Your objective:
Write out the records word for word, with no pictures.
▼▼▼
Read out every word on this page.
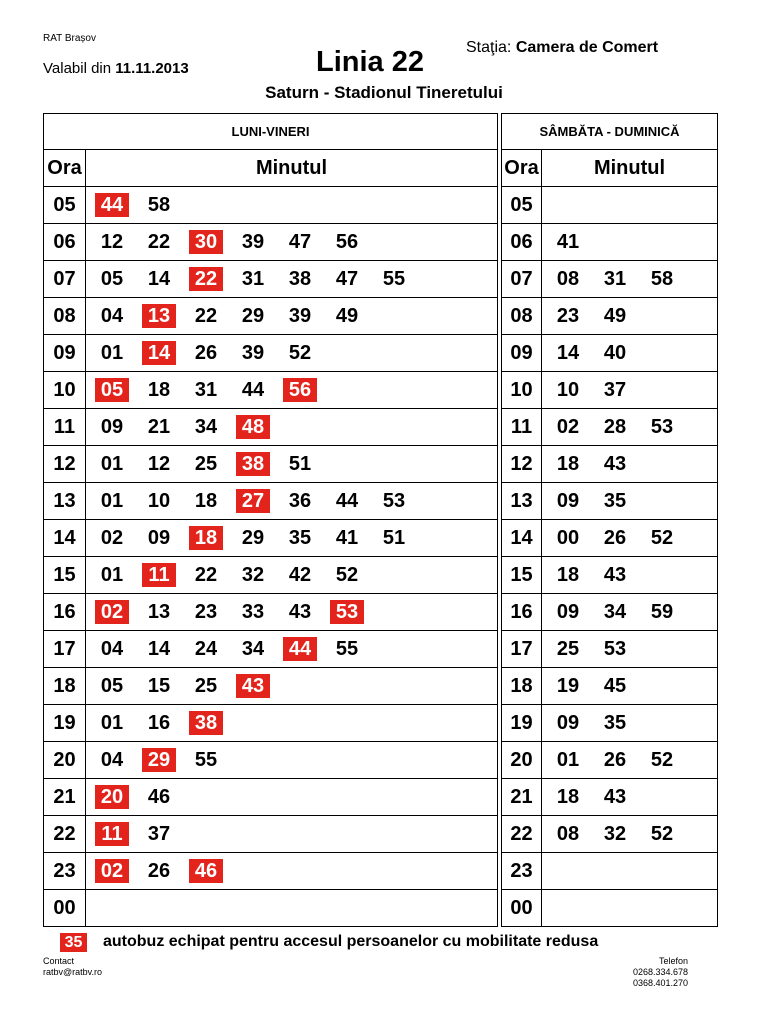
RAT Brașov
Valabil din 11.11.2013	Linia 22	Staţia: Camera de Comert
Saturn - Stadionul Tineretului
LUNI-VINERI			SÂMBĂTA - DUMINICĂ	
Ora	Minutul		Ora	Minutul
05	44 58		05	
06	12 22 30 39 47 56		06	41
07	05 14 22 31 38 47 55		07	08 31 58
08	04 13 22 29 39 49		08	23 49
09	01 14 26 39 52		09	14 40
10	05 18 31 44 56		10	10 37
11	09 21 34 48		11	02 28 53
12	01 12 25 38 51		12	18 43
13	01 10 18 27 36 44 53		13	09 35
14	02 09 18 29 35 41 51		14	00 26 52
15	01 11 22 32 42 52		15	18 43
16	02 13 23 33 43 53		16	09 34 59
17	04 14 24 34 44 55		17	25 53
18	05 15 25 43		18	19 45
19	01 16 38		19	09 35
20	04 29 55		20	01 26 52
21	20 46		21	18 43
22	11 37		22	08 32 52
23	02 26 46		23	
00			00	
35 autobuz echipat pentru accesul persoanelor cu mobilitate redusa
Contact
ratbv@ratbv.ro
Telefon
0268.334.678
0368.401.270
▲▲▲
Exercise solution:
Read out every word on this page.
RAT Brașov
Valabil din 11.11.2013	Linia 22	Staţia: Camera de Comert
Saturn - Stadionul Tineretului
LUNI-VINERI			SÂMBĂTA - DUMINICĂ	
Ora	Minutul		Ora	Minutul
05	44 58		05	
06	12 22 30 39 47 56		06	41
07	05 14 22 31 38 47 55		07	08 31 58
08	04 13 22 29 39 49		08	23 49
09	01 14 26 39 52		09	14 40
10	05 18 31 44 56		10	10 37
11	09 21 34 48		11	02 28 53
12	01 12 25 38 51		12	18 43
13	01 10 18 27 36 44 53		13	09 35
14	02 09 18 29 35 41 51		14	00 26 52
15	01 11 22 32 42 52		15	18 43
16	02 13 23 33 43 53		16	09 34 59
17	04 14 24 34 44 55		17	25 53
18	05 15 25 43		18	19 45
19	01 16 38		19	09 35
20	04 29 55		20	01 26 52
21	20 46		21	18 43
22	11 37		22	08 32 52
23	02 26 46		23	
00			00	
35 autobuz echipat pentru accesul persoanelor cu mobilitate redusa
Contact
ratbv@ratbv.ro
Telefon
0268.334.678
0368.401.270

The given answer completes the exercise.